— TASK INSTRUCTIONS —
**1)** From the exhaust forum thread below, list every item GoatCavalry gives in the description of the current car setup.
**2)** Echo everything in the exhaust forum thread from "## GoatCavalry (Mar" down to "starved mating cry.".

— PAGE EXTRACT —

------------------------

# Help Fine Tuning Exhaust



## GoatCavalry (Mar 19, 2014)

Okay gents, I need everyone's wisdom. I am looking to change my exhaust out soon and I want to hit the target in terms of sound, hopefully y'all can help. What I have is... 

-06 M6
-TSP v2 Cam
- Kooks LT's 
- catless mids
- SLP Loudmouth I's 

I have done the research and have arrived at Spintech. I like the chambered muffler design more than axial flow (SLP). I was also gonna throw in the pre-fabbed Magnaflow X pipe while at the exhaust shop. I was thinking the X pipe would help smooth the exhaust sound out a bit. 

As of now it sounds like a Harley almost, very harsh like a slap in the eardrums. I am looking for more of a bass heavy thud/rumble than a tool-bag's attention starved mating cry. 

My question is essentially this-

Would a larger Spintech muffler bring the great sound of a cammed LS2 down in volume (a little bit) but more importantly change the character of the sound to a more well rounded and easier to digest rumble? 


Mufflers I was thinking about: 
-Louder option: Pro Street
-More mellow option: Sportsman Street 

I am afraid of the work being done and it still being too "pull me over now" sounding instead of like a ballsy goat. Thanks in advance!


----------



## allen (Dec 22, 2013)

I have the pro street mufflers an the spin tech x pipe an I like them they sound really good to me I had flowmaster before an the sounded like crap!


----------



## svede1212 (Nov 1, 2005)

I had Spins for 6 years. I paired them with 4 different mufflers ahead of them as resonators to try to tame them and change the sound. They were very loud and harsh with a hint of whirring sound. For flow and low tone Magnaflow or Borla are the better choice IMHO.


----------

------------------------

— RECORDED INFORMATION —
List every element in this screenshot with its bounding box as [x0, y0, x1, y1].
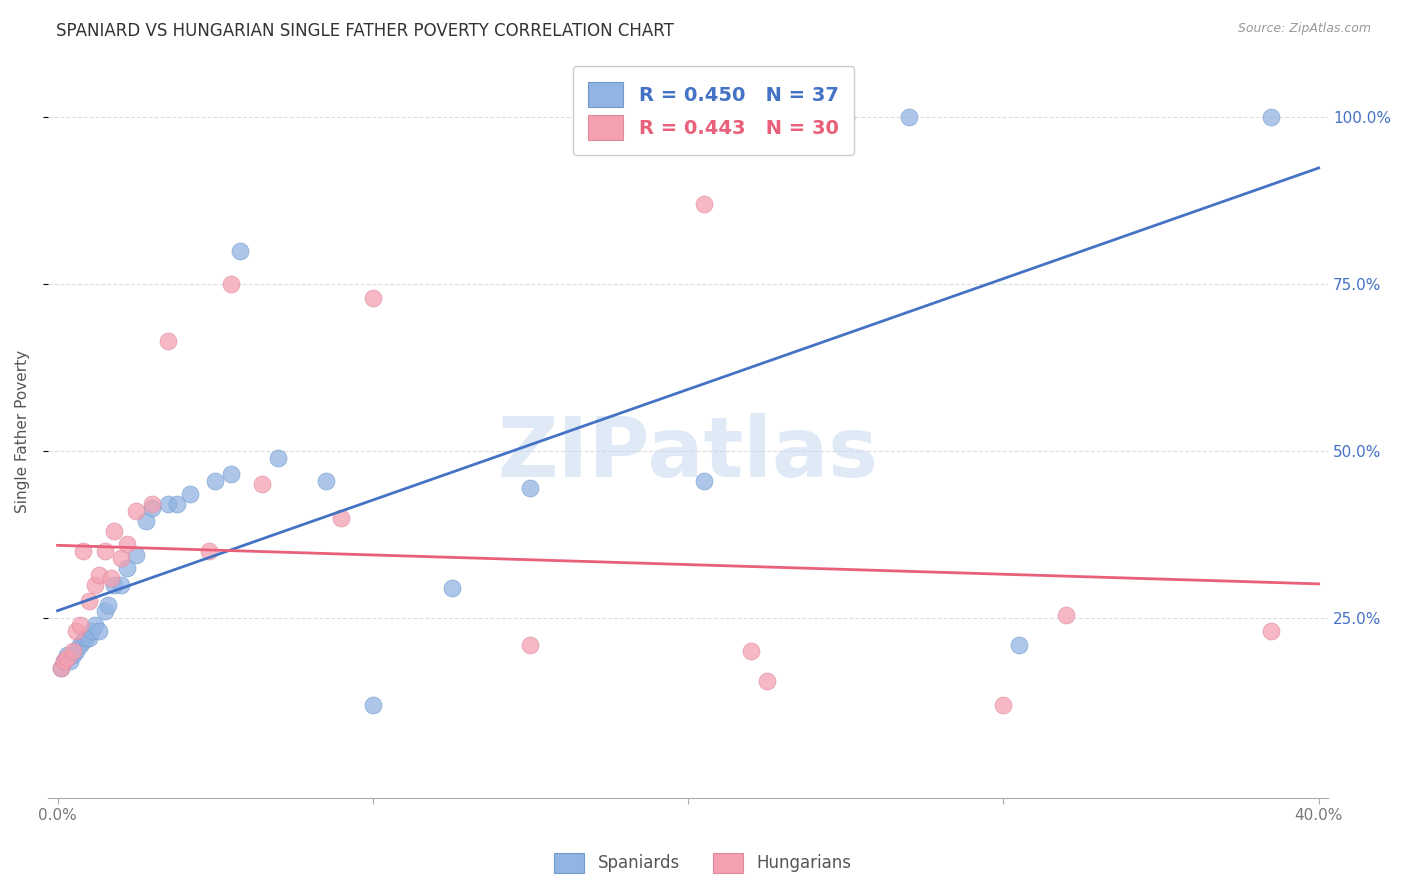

------------------------

— SOLUTIONS BELOW —
**1)**
- 06 M6
- TSP v2 Cam
- Kooks LT's
- catless mids
- SLP Loudmouth I's

**2)**
## GoatCavalry (Mar 19, 2014)

Okay gents, I need everyone's wisdom. I am looking to change my exhaust out soon and I want to hit the target in terms of sound, hopefully y'all can help. What I have is... 

-06 M6
-TSP v2 Cam
- Kooks LT's 
- catless mids
- SLP Loudmouth I's 

I have done the research and have arrived at Spintech. I like the chambered muffler design more than axial flow (SLP). I was also gonna throw in the pre-fabbed Magnaflow X pipe while at the exhaust shop. I was thinking the X pipe would help smooth the exhaust sound out a bit. 

As of now it sounds like a Harley almost, very harsh like a slap in the eardrums. I am looking for more of a bass heavy thud/rumble than a tool-bag's attention starved mating cry.